*Instructions for the task:* Only lines containing the string "values" belong in the answer; copy all of them from the entries.
§ §
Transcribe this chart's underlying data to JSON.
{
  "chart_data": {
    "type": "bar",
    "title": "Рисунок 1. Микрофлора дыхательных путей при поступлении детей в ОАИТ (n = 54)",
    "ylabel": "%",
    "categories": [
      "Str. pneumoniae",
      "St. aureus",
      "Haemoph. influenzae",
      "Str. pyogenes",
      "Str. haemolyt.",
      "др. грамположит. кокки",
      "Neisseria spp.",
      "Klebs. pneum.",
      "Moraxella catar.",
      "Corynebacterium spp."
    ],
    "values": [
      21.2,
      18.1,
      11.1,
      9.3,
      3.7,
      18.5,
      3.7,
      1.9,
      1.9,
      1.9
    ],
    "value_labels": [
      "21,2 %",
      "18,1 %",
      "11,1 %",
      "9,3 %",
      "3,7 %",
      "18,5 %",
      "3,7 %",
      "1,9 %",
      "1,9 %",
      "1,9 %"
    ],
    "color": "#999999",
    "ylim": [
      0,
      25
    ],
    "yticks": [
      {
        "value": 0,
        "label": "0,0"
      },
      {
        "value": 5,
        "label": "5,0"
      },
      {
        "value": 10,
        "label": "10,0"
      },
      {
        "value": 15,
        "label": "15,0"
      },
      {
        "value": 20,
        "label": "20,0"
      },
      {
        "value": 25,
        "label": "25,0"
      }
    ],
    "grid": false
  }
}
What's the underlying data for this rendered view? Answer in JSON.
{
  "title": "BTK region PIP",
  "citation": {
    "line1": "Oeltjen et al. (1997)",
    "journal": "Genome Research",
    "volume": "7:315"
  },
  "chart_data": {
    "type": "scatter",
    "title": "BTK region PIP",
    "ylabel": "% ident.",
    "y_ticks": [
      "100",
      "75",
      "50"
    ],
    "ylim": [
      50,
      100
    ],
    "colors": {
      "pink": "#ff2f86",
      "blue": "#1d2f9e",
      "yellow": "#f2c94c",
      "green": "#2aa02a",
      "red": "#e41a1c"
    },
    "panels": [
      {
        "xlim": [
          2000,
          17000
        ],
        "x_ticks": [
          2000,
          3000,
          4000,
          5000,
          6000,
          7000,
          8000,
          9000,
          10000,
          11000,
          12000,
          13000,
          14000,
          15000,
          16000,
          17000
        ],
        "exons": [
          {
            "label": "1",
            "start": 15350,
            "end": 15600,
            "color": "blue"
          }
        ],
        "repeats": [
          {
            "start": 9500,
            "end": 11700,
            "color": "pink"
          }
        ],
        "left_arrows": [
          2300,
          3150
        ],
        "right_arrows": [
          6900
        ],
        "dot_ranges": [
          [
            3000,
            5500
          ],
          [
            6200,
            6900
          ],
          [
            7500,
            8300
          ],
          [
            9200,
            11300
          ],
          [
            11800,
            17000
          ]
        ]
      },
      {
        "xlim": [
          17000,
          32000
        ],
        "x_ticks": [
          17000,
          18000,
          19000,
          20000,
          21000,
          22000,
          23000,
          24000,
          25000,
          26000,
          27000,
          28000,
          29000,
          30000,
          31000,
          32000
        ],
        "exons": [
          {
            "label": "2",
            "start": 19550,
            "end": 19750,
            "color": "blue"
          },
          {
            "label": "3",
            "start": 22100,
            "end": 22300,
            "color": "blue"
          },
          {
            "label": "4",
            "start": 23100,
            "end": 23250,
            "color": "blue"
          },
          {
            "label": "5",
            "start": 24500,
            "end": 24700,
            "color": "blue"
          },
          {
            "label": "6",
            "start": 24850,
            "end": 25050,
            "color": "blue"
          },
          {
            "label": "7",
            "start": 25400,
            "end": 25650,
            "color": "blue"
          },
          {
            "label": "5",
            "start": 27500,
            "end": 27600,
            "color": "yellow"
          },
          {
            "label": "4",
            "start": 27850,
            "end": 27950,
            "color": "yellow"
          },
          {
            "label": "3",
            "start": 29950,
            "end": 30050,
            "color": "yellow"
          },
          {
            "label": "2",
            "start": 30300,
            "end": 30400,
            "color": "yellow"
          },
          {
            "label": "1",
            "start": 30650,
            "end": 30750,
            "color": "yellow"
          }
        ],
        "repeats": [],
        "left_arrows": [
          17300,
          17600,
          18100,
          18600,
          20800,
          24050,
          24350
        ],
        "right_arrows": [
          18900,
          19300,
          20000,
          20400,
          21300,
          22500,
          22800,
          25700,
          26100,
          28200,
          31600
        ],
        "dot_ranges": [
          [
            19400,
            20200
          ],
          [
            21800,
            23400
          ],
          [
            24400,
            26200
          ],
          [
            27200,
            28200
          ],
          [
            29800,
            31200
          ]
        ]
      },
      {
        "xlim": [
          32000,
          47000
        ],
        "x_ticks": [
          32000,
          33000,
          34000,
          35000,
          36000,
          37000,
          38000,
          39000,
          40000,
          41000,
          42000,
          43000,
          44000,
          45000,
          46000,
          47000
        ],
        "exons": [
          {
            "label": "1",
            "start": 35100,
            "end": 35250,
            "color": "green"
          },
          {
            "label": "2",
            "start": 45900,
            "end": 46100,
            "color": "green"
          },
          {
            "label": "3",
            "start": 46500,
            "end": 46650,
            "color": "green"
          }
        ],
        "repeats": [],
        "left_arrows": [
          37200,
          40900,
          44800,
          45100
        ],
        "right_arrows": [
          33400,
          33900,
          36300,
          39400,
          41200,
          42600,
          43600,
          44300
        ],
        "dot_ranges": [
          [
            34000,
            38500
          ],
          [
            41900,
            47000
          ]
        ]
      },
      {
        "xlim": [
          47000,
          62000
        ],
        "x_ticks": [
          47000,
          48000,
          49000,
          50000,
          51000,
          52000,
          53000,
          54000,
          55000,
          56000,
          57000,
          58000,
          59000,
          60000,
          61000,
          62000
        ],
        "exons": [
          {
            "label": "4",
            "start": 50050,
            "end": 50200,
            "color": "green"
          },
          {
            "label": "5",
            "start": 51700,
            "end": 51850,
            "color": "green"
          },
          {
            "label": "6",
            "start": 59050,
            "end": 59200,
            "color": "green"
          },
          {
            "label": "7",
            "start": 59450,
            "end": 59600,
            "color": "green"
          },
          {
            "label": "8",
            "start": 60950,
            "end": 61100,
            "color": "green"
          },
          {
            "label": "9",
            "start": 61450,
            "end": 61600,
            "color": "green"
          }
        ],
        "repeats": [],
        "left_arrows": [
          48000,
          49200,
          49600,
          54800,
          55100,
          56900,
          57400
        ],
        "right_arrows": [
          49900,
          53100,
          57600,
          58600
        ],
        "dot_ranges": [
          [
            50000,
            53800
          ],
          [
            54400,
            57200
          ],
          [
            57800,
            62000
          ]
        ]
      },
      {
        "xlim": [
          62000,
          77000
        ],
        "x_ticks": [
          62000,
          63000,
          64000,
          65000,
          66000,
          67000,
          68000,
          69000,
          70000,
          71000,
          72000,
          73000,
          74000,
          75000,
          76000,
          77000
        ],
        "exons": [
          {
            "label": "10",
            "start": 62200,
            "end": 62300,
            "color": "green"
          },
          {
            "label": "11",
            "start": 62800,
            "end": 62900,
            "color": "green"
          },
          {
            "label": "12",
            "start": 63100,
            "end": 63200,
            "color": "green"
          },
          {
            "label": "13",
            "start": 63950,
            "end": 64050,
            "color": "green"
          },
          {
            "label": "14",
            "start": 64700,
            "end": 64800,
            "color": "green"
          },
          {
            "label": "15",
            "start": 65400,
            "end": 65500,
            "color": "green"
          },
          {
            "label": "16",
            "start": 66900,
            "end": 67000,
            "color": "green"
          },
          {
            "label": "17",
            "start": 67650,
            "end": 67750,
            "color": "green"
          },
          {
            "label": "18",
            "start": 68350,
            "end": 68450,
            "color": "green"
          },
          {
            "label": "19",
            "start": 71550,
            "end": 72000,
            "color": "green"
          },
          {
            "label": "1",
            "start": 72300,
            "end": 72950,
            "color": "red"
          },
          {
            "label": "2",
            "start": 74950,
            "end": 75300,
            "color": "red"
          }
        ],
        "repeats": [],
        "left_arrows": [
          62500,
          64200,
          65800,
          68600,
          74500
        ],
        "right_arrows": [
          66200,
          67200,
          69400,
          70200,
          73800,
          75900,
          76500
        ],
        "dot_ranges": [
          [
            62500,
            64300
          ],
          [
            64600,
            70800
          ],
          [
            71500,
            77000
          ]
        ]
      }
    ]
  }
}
§ §
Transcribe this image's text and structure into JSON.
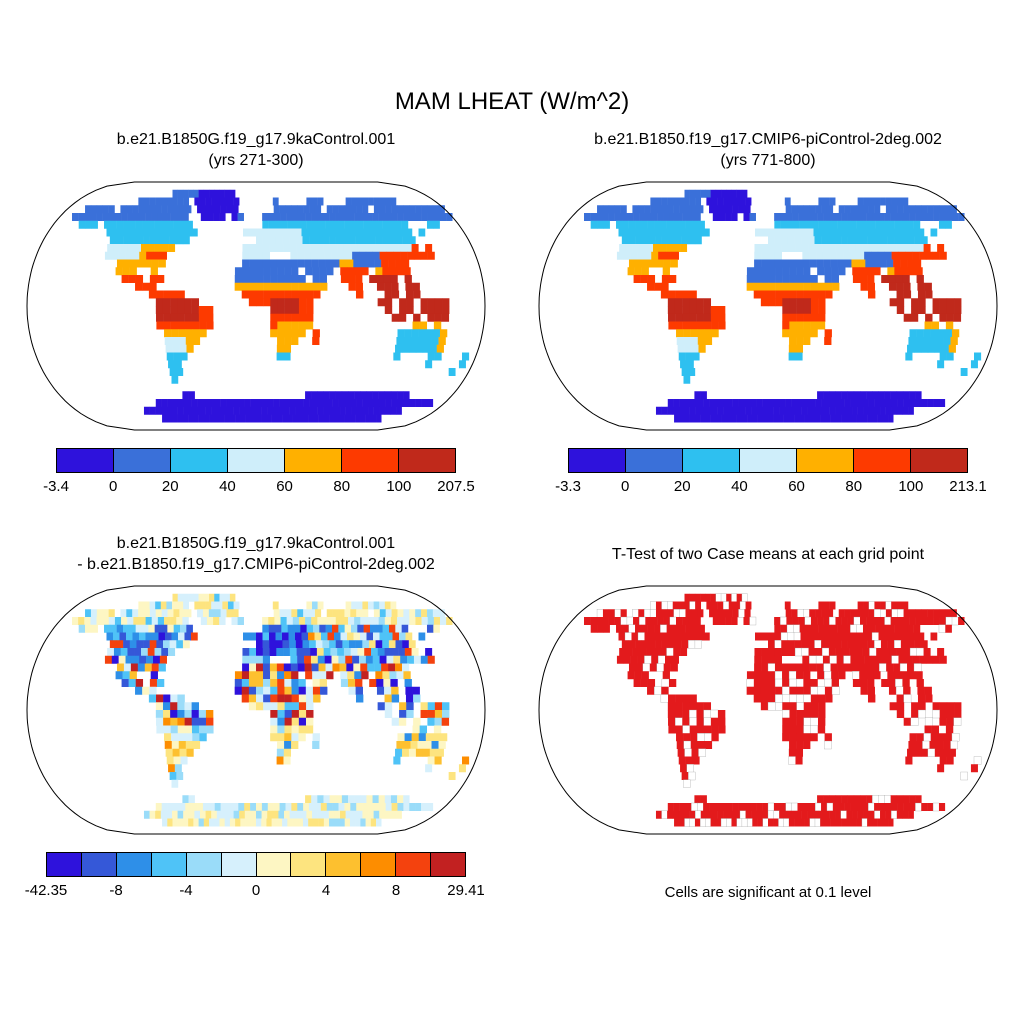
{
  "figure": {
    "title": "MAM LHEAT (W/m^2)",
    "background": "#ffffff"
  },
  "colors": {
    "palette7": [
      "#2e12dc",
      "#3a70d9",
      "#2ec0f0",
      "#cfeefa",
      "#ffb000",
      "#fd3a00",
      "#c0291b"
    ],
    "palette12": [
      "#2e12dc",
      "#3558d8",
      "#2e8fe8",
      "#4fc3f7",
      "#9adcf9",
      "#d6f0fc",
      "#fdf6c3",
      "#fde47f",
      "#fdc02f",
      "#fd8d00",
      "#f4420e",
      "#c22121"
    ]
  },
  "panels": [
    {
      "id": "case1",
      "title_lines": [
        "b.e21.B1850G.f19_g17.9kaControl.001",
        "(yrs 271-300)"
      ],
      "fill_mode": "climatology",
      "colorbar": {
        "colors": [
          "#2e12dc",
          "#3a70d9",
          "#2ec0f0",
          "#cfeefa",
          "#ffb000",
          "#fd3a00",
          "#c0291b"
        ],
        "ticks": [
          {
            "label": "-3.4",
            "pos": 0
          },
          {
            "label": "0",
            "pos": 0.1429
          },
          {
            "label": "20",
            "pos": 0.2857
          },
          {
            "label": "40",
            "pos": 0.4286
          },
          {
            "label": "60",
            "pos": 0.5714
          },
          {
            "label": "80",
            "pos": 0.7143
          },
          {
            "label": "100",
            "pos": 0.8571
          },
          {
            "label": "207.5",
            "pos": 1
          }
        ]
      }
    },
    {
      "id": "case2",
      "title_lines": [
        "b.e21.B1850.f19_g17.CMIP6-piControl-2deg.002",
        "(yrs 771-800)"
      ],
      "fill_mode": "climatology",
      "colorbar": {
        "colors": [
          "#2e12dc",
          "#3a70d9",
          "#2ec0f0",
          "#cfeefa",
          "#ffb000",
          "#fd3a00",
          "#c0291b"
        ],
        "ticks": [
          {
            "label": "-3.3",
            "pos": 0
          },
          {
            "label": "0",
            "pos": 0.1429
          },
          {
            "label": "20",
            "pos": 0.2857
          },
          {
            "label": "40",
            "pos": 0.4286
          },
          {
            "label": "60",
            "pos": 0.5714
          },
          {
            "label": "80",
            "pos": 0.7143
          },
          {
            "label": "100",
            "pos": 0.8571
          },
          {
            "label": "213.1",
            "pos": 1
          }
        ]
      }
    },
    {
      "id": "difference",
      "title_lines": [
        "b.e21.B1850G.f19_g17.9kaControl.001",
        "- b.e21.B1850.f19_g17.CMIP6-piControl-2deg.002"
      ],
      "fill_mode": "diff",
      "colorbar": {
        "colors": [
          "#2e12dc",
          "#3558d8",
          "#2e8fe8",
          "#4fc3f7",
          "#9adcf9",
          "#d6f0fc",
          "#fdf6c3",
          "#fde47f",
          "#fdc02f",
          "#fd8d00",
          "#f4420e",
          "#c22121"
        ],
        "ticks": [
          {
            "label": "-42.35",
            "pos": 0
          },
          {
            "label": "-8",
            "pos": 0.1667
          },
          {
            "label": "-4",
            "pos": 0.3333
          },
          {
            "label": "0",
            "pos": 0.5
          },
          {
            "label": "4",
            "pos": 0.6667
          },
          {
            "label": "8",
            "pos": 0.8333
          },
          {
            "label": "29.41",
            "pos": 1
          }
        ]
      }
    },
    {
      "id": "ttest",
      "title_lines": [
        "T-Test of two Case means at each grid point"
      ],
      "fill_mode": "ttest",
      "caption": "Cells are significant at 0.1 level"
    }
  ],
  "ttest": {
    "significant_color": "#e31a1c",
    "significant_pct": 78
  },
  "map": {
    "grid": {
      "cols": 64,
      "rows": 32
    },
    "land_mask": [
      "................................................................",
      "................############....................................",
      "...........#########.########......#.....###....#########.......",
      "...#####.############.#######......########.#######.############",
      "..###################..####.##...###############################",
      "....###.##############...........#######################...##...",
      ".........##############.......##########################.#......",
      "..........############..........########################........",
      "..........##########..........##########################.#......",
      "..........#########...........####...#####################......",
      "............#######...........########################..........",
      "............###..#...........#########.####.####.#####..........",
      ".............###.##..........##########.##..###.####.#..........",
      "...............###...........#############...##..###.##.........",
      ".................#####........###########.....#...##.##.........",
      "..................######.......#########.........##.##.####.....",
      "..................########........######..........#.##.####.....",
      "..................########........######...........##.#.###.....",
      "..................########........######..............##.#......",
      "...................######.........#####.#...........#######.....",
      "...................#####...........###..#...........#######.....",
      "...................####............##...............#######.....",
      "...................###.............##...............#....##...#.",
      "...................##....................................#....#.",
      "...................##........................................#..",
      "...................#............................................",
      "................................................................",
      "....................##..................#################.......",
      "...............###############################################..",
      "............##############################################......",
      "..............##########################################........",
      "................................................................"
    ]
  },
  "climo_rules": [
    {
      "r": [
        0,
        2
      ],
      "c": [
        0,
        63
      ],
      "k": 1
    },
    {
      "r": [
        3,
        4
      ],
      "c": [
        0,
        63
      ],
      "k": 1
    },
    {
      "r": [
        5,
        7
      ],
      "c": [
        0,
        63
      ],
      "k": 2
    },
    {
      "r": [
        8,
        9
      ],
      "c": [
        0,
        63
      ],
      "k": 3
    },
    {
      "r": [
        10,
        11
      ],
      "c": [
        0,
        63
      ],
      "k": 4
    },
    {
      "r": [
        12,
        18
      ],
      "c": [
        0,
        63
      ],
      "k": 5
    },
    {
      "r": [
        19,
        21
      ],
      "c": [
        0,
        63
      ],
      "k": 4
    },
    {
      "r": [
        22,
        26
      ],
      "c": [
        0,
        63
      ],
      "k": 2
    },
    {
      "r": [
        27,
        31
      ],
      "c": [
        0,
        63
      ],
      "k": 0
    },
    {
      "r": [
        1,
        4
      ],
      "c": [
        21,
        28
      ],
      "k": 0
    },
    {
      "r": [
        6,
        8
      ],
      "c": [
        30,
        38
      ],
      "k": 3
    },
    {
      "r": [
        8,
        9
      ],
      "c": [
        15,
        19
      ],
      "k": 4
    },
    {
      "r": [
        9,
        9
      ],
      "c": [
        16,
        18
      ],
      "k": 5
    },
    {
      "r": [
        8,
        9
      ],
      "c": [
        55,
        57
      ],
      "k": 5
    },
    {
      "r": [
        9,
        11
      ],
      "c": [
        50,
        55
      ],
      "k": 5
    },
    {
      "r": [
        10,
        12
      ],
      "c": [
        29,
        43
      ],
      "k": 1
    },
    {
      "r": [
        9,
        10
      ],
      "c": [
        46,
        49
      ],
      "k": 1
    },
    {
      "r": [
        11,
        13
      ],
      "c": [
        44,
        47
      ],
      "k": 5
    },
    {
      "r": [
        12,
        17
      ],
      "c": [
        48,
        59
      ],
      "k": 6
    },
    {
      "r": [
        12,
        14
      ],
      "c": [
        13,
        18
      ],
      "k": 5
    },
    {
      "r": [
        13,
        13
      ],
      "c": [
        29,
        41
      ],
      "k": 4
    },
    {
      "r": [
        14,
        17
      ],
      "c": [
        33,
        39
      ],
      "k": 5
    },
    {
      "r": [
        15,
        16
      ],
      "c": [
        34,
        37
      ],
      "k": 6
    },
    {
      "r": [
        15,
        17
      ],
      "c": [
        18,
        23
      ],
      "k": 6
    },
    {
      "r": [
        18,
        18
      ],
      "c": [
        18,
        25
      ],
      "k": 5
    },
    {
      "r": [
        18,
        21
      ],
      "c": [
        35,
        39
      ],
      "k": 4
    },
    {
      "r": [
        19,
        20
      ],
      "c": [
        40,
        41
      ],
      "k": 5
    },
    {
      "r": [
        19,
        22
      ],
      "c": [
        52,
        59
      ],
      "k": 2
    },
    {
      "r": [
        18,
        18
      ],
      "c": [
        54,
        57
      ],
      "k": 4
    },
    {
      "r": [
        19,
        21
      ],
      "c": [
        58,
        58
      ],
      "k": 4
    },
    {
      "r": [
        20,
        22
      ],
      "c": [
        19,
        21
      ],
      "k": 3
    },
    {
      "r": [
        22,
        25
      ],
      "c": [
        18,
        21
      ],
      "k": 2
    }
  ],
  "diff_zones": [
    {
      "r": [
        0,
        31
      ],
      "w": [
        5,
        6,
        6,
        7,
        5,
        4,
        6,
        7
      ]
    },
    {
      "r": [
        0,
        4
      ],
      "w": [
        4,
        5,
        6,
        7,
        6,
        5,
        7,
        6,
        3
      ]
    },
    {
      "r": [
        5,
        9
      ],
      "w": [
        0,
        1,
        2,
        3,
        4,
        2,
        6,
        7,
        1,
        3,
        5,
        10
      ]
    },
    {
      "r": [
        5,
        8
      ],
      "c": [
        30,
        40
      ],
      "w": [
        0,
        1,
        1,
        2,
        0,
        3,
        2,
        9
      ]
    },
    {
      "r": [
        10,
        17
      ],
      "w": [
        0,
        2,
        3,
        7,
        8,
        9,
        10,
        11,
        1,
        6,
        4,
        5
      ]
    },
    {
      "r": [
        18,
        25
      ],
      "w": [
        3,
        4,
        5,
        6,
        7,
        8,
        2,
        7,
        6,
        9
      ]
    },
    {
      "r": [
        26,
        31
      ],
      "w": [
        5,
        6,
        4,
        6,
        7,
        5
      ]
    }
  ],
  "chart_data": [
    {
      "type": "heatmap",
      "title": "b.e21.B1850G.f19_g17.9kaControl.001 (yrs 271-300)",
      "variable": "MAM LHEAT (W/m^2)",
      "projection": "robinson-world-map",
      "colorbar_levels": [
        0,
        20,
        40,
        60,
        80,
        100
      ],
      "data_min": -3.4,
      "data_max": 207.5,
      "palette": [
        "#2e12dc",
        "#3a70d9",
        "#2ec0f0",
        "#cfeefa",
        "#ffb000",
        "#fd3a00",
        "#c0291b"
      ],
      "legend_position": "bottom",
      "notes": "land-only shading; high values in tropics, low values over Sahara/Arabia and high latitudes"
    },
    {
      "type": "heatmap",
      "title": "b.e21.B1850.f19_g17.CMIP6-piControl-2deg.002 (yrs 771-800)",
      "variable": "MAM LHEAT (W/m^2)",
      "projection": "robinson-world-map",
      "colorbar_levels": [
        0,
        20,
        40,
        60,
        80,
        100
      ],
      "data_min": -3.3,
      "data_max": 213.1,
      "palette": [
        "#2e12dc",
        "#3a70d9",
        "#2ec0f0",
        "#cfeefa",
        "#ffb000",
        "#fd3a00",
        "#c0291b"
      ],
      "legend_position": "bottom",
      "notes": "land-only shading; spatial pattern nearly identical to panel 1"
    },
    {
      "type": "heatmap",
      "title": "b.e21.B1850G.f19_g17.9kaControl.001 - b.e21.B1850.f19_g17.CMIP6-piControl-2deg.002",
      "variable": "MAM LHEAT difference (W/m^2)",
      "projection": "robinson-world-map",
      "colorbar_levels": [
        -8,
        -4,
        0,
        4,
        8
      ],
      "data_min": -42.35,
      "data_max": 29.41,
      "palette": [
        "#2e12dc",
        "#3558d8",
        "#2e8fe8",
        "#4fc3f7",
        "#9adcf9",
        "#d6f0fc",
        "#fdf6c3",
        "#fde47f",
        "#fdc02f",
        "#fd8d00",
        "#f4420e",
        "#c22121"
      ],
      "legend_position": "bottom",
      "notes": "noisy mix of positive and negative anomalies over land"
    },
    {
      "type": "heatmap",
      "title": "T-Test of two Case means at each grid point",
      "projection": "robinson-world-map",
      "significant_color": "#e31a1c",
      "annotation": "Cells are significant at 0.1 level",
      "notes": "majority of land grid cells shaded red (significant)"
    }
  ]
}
§ §
*Response below:*
    "values": [
      "notes": "land-only shading; high values in tropics, low values over Sahara/Arabia and high latitudes"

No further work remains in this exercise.